* _Set task_:
Copy all lines below containing "INDIVIDUAL".

* _Data rows_:

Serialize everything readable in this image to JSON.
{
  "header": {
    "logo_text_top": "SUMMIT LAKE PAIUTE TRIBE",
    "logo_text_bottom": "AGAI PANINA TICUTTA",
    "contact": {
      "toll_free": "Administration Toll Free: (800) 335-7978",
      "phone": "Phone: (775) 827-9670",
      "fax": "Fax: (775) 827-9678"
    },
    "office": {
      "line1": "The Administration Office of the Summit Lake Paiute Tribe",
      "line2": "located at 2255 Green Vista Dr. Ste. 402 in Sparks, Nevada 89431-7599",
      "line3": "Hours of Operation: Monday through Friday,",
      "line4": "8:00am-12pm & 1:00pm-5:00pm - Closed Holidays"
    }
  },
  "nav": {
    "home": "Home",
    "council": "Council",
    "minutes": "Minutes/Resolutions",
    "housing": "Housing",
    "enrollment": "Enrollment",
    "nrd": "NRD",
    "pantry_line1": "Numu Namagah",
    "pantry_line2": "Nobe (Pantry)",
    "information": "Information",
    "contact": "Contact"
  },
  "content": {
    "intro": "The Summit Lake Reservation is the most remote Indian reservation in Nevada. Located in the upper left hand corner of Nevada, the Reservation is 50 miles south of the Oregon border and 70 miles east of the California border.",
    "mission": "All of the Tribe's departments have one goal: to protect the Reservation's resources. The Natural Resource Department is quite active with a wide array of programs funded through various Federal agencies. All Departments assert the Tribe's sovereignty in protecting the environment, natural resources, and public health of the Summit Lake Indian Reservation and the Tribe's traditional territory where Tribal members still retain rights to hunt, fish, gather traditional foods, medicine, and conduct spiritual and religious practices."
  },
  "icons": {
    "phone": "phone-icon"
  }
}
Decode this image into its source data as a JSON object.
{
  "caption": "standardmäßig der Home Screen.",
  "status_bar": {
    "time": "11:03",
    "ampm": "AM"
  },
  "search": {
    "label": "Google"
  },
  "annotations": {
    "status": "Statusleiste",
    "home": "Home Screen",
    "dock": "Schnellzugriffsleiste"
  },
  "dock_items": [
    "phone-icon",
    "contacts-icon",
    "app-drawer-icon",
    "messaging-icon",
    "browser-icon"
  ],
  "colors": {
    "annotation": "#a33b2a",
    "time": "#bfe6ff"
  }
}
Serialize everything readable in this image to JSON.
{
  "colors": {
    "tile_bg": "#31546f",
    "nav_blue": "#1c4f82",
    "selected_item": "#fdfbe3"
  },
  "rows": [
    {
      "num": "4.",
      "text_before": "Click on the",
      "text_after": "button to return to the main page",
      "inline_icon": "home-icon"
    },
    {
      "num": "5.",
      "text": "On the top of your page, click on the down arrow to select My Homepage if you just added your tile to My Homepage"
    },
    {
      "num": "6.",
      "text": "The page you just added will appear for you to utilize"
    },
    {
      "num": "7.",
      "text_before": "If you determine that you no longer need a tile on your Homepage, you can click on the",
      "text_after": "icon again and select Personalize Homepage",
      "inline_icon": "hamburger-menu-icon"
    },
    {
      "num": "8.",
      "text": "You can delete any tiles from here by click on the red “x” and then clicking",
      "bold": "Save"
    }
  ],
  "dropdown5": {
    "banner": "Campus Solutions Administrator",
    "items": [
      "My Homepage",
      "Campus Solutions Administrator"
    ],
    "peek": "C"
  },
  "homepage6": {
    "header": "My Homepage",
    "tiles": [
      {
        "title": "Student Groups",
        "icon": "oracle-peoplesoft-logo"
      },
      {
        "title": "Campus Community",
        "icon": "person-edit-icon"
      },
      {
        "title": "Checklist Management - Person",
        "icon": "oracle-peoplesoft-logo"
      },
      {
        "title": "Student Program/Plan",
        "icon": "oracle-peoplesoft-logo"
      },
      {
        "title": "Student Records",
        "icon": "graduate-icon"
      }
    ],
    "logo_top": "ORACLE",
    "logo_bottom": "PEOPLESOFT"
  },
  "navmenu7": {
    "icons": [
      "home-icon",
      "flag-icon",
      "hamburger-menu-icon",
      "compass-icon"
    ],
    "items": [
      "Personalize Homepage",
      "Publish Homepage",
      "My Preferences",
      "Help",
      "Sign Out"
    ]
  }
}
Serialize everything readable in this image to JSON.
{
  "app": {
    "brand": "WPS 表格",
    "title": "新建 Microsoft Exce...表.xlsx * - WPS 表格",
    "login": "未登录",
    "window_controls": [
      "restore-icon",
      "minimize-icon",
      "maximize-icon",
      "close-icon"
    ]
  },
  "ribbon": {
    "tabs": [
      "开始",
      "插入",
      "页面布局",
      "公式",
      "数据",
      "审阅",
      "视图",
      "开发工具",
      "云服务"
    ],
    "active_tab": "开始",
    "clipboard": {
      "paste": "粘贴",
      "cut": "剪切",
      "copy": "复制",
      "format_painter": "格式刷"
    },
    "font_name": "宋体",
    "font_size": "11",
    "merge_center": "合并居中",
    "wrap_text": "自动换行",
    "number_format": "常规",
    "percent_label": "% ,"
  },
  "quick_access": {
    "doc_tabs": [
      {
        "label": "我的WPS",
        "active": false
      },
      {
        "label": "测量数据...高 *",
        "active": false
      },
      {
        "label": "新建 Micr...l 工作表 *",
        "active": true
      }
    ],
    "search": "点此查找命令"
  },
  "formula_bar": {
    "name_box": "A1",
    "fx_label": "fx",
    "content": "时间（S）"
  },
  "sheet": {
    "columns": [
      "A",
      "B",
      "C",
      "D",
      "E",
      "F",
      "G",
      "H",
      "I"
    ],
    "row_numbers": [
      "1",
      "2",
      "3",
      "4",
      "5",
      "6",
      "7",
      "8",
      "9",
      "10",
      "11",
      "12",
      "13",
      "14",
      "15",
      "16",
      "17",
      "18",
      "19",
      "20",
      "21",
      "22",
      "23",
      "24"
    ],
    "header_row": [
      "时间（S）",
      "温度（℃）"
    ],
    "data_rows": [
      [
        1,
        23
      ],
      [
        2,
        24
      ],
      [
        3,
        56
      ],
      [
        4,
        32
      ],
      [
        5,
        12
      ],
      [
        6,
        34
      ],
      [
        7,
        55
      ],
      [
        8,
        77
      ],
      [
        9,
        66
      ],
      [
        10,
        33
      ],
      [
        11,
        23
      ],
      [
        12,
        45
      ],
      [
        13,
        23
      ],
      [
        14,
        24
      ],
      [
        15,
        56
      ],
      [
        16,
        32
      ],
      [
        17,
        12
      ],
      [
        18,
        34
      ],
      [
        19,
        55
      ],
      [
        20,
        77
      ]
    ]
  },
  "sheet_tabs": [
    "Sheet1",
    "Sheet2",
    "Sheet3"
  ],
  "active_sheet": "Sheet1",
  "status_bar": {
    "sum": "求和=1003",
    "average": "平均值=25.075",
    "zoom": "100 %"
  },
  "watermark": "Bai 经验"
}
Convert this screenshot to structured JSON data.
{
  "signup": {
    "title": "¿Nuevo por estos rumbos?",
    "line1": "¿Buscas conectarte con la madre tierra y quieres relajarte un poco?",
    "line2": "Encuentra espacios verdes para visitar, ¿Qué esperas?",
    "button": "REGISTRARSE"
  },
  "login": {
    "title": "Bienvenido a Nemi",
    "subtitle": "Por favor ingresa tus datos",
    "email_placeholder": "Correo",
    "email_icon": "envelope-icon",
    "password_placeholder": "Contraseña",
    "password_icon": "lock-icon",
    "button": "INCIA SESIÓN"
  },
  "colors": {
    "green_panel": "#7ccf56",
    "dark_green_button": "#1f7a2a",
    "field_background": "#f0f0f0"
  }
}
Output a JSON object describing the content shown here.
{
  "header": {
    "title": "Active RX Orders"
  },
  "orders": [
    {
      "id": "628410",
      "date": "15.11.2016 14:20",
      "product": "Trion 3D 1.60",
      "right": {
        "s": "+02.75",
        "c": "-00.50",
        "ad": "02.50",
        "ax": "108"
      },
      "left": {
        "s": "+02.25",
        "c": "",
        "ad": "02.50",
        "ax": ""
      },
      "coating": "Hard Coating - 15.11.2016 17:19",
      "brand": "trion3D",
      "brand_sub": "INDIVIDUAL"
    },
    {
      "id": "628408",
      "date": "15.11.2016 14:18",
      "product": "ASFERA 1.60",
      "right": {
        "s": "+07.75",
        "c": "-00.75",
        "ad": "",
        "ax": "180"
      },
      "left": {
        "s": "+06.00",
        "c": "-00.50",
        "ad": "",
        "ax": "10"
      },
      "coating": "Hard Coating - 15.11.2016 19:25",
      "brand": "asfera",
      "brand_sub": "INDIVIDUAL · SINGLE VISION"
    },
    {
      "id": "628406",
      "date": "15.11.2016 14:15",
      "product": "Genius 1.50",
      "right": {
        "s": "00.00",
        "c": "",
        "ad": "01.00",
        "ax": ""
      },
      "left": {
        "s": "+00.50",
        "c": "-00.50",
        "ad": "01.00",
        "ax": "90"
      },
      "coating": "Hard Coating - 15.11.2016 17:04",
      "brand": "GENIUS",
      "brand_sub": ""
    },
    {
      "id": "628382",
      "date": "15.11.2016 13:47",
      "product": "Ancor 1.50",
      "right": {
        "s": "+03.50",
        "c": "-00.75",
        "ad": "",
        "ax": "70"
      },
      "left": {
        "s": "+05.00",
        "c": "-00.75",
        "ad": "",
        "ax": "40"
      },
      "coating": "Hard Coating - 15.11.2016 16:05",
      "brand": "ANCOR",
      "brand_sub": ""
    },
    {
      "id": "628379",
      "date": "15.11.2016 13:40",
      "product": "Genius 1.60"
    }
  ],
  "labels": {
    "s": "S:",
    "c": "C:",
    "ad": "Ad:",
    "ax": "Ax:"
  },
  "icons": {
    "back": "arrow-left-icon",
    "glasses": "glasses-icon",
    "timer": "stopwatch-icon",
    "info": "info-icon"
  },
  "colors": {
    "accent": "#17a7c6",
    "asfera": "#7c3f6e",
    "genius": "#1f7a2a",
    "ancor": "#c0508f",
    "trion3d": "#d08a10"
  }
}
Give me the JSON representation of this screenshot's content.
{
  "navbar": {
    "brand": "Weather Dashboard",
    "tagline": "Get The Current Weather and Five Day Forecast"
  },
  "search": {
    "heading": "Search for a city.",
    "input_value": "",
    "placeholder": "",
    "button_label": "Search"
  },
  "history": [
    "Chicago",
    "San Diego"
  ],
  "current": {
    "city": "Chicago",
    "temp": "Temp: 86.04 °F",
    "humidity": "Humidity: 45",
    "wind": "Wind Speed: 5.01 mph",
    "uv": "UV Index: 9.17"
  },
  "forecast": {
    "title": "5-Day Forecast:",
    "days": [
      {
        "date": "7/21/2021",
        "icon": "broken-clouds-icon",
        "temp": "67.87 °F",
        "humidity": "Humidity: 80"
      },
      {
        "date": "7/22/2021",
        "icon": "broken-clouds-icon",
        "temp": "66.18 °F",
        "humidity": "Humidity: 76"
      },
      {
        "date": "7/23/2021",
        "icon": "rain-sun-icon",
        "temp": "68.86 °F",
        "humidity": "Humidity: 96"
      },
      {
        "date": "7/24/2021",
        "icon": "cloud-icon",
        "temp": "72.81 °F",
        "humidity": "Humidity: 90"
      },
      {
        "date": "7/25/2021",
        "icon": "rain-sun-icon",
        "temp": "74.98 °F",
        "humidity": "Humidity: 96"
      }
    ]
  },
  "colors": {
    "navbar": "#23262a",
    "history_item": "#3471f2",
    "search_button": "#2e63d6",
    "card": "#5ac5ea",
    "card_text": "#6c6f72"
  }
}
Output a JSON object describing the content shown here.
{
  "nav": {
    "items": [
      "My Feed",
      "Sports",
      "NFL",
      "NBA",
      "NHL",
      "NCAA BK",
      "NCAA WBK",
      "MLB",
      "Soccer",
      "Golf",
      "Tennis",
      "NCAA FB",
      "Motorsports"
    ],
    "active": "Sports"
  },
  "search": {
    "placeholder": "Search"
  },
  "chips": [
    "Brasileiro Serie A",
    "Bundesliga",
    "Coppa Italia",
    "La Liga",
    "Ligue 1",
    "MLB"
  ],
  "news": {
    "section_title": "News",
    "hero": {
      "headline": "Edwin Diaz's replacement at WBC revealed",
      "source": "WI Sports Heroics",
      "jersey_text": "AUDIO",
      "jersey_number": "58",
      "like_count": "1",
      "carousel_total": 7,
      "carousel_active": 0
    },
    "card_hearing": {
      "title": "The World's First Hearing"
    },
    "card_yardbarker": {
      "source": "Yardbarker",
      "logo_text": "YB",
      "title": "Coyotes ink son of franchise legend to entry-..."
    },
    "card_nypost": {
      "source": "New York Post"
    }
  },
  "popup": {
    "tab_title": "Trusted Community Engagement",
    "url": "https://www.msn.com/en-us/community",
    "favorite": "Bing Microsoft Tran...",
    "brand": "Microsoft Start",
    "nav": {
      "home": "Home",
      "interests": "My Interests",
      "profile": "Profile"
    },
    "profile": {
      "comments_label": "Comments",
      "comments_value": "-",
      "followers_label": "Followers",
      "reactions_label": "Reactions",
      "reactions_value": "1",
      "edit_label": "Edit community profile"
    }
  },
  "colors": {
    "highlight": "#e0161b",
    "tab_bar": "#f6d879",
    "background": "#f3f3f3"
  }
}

* _Result of the task_:
      "brand_sub": "INDIVIDUAL"
      "brand_sub": "INDIVIDUAL · SINGLE VISION"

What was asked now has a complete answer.